### Task requirements
Your task is to repeat all of the material exactly.

--- Start of Records supplied ---

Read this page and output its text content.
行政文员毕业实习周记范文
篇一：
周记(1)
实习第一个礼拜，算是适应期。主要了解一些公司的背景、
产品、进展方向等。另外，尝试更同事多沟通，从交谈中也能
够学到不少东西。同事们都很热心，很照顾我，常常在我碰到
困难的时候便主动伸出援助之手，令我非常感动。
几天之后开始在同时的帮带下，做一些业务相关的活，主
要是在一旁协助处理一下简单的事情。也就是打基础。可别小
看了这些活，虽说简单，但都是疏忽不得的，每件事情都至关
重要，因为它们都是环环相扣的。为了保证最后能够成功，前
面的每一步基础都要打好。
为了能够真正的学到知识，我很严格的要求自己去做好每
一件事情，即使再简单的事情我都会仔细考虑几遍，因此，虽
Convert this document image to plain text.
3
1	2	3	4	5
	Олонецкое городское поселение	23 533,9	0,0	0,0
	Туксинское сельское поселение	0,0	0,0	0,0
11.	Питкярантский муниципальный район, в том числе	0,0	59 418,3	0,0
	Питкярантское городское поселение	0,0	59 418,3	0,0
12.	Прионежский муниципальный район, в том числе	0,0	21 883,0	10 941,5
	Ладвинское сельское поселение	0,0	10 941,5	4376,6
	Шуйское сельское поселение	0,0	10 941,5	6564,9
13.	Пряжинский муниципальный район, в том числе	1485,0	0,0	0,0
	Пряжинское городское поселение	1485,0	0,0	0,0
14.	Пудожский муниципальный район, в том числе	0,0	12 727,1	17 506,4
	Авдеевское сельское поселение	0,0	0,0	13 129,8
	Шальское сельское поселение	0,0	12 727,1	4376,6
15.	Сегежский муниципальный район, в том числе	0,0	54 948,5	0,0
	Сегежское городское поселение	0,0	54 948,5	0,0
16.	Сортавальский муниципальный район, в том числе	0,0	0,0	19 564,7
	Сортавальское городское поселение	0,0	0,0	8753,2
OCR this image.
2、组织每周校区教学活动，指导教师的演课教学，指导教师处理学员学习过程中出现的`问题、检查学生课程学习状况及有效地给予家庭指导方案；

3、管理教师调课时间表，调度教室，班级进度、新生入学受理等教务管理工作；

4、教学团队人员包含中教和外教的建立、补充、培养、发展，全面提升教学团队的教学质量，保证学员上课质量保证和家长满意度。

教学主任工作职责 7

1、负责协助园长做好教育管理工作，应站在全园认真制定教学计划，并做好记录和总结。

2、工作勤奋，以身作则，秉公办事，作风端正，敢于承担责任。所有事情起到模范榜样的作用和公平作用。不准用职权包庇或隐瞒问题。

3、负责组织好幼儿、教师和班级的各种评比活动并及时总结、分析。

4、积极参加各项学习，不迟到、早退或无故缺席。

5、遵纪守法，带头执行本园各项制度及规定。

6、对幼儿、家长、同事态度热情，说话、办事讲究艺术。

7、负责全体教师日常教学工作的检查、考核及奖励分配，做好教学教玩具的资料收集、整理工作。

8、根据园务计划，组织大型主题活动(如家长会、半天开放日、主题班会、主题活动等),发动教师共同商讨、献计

--- End of Records supplied ---

### Exercise solution
Read this page and output its text content.
行政文员毕业实习周记范文
篇一：
周记(1)
实习第一个礼拜，算是适应期。主要了解一些公司的背景、
产品、进展方向等。另外，尝试更同事多沟通，从交谈中也能
够学到不少东西。同事们都很热心，很照顾我，常常在我碰到
困难的时候便主动伸出援助之手，令我非常感动。
几天之后开始在同时的帮带下，做一些业务相关的活，主
要是在一旁协助处理一下简单的事情。也就是打基础。可别小
看了这些活，虽说简单，但都是疏忽不得的，每件事情都至关
重要，因为它们都是环环相扣的。为了保证最后能够成功，前
面的每一步基础都要打好。
为了能够真正的学到知识，我很严格的要求自己去做好每
一件事情，即使再简单的事情我都会仔细考虑几遍，因此，虽
Convert this document image to plain text.
3
1	2	3	4	5
	Олонецкое городское поселение	23 533,9	0,0	0,0
	Туксинское сельское поселение	0,0	0,0	0,0
11.	Питкярантский муниципальный район, в том числе	0,0	59 418,3	0,0
	Питкярантское городское поселение	0,0	59 418,3	0,0
12.	Прионежский муниципальный район, в том числе	0,0	21 883,0	10 941,5
	Ладвинское сельское поселение	0,0	10 941,5	4376,6
	Шуйское сельское поселение	0,0	10 941,5	6564,9
13.	Пряжинский муниципальный район, в том числе	1485,0	0,0	0,0
	Пряжинское городское поселение	1485,0	0,0	0,0
14.	Пудожский муниципальный район, в том числе	0,0	12 727,1	17 506,4
	Авдеевское сельское поселение	0,0	0,0	13 129,8
	Шальское сельское поселение	0,0	12 727,1	4376,6
15.	Сегежский муниципальный район, в том числе	0,0	54 948,5	0,0
	Сегежское городское поселение	0,0	54 948,5	0,0
16.	Сортавальский муниципальный район, в том числе	0,0	0,0	19 564,7
	Сортавальское городское поселение	0,0	0,0	8753,2
OCR this image.
2、组织每周校区教学活动，指导教师的演课教学，指导教师处理学员学习过程中出现的`问题、检查学生课程学习状况及有效地给予家庭指导方案；

3、管理教师调课时间表，调度教室，班级进度、新生入学受理等教务管理工作；

4、教学团队人员包含中教和外教的建立、补充、培养、发展，全面提升教学团队的教学质量，保证学员上课质量保证和家长满意度。

教学主任工作职责 7

1、负责协助园长做好教育管理工作，应站在全园认真制定教学计划，并做好记录和总结。

2、工作勤奋，以身作则，秉公办事，作风端正，敢于承担责任。所有事情起到模范榜样的作用和公平作用。不准用职权包庇或隐瞒问题。

3、负责组织好幼儿、教师和班级的各种评比活动并及时总结、分析。

4、积极参加各项学习，不迟到、早退或无故缺席。

5、遵纪守法，带头执行本园各项制度及规定。

6、对幼儿、家长、同事态度热情，说话、办事讲究艺术。

7、负责全体教师日常教学工作的检查、考核及奖励分配，做好教学教玩具的资料收集、整理工作。

8、根据园务计划，组织大型主题活动(如家长会、半天开放日、主题班会、主题活动等),发动教师共同商讨、献计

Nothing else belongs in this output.